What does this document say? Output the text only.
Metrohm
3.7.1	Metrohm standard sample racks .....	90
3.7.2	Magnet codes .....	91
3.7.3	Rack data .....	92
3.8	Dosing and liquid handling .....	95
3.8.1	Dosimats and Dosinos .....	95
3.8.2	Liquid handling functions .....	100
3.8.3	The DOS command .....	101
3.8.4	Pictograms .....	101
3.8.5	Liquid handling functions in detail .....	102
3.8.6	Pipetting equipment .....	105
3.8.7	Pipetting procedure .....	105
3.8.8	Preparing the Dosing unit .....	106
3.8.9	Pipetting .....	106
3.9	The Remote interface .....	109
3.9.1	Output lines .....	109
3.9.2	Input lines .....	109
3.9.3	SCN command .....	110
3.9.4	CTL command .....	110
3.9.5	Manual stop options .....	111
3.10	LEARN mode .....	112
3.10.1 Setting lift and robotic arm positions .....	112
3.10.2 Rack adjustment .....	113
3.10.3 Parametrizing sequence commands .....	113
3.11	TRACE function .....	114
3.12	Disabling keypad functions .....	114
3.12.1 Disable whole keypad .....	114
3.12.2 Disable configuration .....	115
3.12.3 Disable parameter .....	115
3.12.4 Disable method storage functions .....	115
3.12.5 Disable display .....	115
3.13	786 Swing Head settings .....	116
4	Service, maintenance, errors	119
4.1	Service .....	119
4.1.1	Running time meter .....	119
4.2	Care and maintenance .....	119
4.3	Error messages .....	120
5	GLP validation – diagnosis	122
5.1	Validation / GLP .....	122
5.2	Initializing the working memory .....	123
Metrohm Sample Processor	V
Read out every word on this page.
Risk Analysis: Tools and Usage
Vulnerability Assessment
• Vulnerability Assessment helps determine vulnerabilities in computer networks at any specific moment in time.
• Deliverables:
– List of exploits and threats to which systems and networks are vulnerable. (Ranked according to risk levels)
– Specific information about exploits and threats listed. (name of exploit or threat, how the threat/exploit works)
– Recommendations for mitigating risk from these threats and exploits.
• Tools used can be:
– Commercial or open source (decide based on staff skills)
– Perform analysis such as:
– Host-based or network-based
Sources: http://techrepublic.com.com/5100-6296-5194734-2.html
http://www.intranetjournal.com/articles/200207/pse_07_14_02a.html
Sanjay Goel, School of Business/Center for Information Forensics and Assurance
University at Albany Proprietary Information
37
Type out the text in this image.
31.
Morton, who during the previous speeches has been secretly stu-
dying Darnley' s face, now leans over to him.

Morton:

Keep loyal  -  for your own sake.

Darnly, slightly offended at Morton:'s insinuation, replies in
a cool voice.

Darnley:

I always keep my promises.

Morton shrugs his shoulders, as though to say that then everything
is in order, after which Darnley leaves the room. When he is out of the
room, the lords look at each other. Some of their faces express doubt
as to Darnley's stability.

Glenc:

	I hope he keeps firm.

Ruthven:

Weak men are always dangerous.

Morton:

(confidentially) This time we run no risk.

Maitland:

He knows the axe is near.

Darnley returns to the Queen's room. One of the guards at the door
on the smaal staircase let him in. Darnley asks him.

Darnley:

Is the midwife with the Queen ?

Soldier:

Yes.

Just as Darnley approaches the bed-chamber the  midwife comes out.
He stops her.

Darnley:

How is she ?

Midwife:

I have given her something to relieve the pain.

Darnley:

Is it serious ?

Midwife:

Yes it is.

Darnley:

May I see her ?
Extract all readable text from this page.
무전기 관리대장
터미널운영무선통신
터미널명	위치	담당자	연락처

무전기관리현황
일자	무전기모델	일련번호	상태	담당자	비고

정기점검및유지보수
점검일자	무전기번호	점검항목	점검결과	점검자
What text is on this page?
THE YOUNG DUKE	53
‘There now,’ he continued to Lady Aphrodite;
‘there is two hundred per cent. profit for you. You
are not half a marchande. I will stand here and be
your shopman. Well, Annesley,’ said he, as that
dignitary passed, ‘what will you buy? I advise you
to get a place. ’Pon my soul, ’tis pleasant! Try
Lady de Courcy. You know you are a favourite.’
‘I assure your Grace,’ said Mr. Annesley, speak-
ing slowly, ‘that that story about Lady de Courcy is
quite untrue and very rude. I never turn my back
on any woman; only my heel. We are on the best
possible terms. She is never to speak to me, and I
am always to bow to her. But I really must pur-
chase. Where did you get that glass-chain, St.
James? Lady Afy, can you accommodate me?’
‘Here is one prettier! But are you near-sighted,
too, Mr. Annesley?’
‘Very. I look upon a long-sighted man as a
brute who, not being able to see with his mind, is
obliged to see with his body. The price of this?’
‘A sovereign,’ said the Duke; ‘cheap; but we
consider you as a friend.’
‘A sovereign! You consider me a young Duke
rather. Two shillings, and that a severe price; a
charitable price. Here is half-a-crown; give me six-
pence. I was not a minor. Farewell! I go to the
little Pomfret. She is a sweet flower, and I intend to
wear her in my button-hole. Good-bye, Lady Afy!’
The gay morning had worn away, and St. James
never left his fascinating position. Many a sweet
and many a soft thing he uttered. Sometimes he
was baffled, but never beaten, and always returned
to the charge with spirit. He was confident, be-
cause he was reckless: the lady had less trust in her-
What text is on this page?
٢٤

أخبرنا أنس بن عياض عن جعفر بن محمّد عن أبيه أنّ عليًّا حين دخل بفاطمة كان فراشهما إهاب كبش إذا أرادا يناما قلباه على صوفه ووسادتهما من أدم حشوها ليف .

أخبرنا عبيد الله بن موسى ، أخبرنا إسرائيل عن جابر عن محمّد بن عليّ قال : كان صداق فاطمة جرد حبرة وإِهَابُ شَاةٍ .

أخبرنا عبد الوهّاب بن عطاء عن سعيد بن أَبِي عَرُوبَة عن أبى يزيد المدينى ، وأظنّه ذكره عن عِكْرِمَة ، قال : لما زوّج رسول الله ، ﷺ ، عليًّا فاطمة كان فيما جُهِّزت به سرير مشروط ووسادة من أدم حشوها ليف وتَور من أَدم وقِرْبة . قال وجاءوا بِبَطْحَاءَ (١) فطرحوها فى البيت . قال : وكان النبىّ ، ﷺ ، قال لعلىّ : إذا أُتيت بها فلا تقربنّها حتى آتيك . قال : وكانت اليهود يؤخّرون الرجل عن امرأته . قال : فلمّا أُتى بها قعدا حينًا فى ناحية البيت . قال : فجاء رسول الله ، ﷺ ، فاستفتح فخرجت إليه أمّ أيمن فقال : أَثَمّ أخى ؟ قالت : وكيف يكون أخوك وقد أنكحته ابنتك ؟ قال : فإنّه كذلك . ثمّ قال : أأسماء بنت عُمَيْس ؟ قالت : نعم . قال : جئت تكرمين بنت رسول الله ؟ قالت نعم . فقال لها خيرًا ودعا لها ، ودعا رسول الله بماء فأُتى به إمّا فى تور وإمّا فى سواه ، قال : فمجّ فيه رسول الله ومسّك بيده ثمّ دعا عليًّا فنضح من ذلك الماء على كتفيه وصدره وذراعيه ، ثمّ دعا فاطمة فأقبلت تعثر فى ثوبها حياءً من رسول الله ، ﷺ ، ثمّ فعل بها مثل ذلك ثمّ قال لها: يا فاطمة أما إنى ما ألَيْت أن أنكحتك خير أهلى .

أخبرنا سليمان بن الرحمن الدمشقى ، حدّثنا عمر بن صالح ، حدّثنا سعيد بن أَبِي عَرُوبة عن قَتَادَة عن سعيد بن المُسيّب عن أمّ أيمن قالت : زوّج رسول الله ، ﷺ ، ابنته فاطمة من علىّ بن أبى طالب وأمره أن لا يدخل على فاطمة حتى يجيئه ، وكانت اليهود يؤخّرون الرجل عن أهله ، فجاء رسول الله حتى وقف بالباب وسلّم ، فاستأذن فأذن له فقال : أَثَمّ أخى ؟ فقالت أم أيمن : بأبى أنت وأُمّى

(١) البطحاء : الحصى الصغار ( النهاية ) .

= = = =

Find all lines holding the string "sovereign" and copy them.

‘A sovereign,’ said the Duke; ‘cheap; but we
‘A sovereign! You consider me a young Duke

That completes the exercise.